**THE PROBLEM:** Identify the lines that contain the string "screenshot", then copy each of them.

**ENTRIES SUPPLIED:**

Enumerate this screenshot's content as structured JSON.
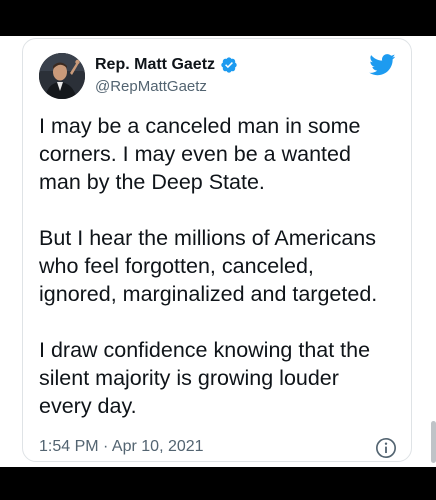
{
  "tweet": {
    "display_name": "Rep. Matt Gaetz",
    "handle": "@RepMattGaetz",
    "paragraphs": [
      "I may be a canceled man in some\ncorners. I may even be a wanted\nman by the Deep State.",
      "But I hear the millions of Americans\nwho feel forgotten, canceled,\nignored, marginalized and targeted.",
      "I draw confidence knowing that the\nsilent majority is growing louder\nevery day."
    ],
    "timestamp": "1:54 PM · Apr 10, 2021",
    "verified": true
  },
  "icons": {
    "verified": "verified-badge-icon",
    "brand": "twitter-bird-icon",
    "info": "info-icon"
  },
  "colors": {
    "twitter_blue": "#1d9bf0",
    "text_primary": "#0f1419",
    "text_secondary": "#536471",
    "border": "#dfe3e6"
  }
}
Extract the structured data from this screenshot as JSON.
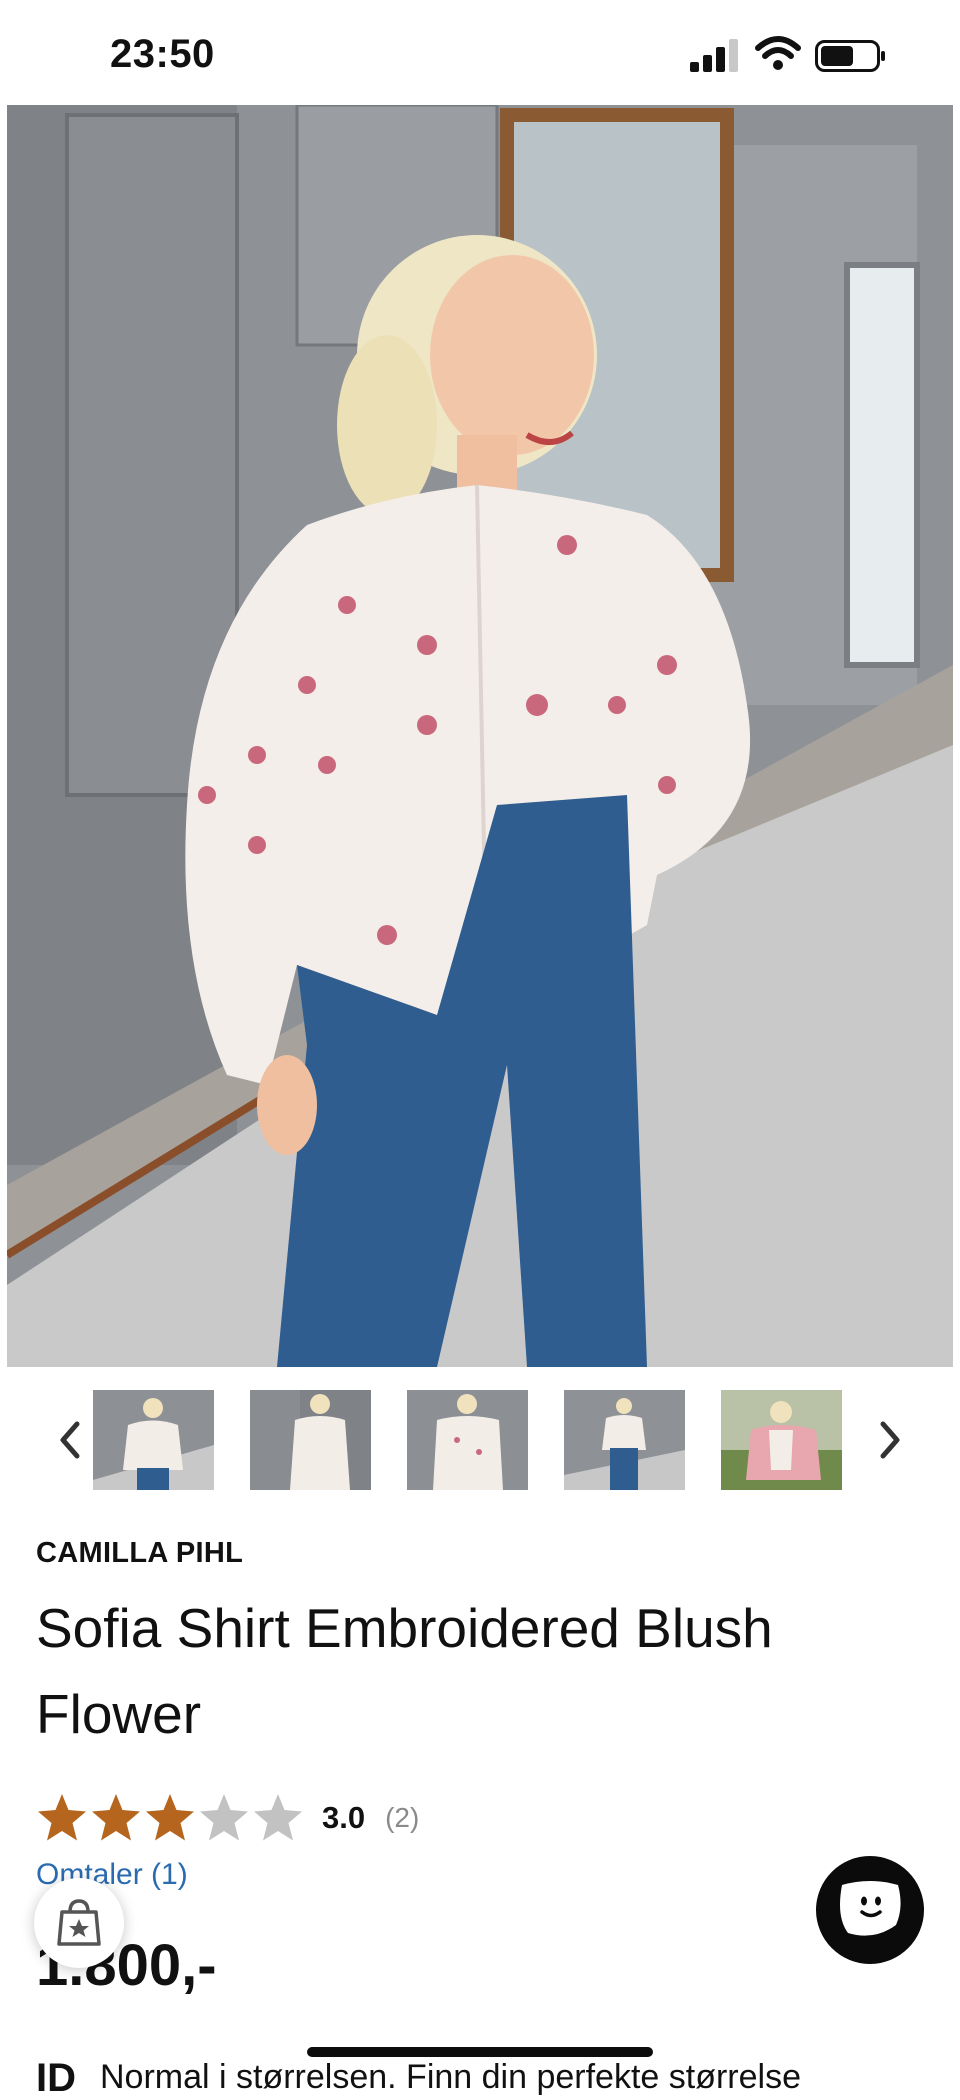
{
  "status_bar": {
    "time": "23:50",
    "signal_icon": "cellular-signal-icon",
    "wifi_icon": "wifi-icon",
    "battery_icon": "battery-icon"
  },
  "gallery": {
    "main_image": "product-photo-woman-white-embroidered-shirt",
    "thumbnails": [
      "thumbnail-front-view",
      "thumbnail-back-view",
      "thumbnail-side-view",
      "thumbnail-full-length",
      "thumbnail-outdoor-pink-cardigan"
    ],
    "prev_icon": "chevron-left-icon",
    "next_icon": "chevron-right-icon"
  },
  "product": {
    "brand": "CAMILLA PIHL",
    "title": "Sofia Shirt Embroidered Blush Flower",
    "rating": 3,
    "rating_max": 5,
    "rating_text": "3.0",
    "rating_count": "(2)",
    "reviews_link": "Omtaler (1)",
    "price": "1.800,-"
  },
  "size_hint": {
    "mark": "ID",
    "text": "Normal i størrelsen. Finn din perfekte størrelse"
  },
  "floating": {
    "shop_icon": "shopping-bag-star-icon",
    "chat_icon": "chat-face-icon"
  },
  "colors": {
    "star_filled": "#b5651d",
    "star_empty": "#c2c2c2",
    "link": "#2a6bb0",
    "price": "#111111"
  }
}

**ANSWER FOR THIS EXERCISE:**
Enumerate this screenshot's content as structured JSON.
Extract the structured data from this screenshot as JSON.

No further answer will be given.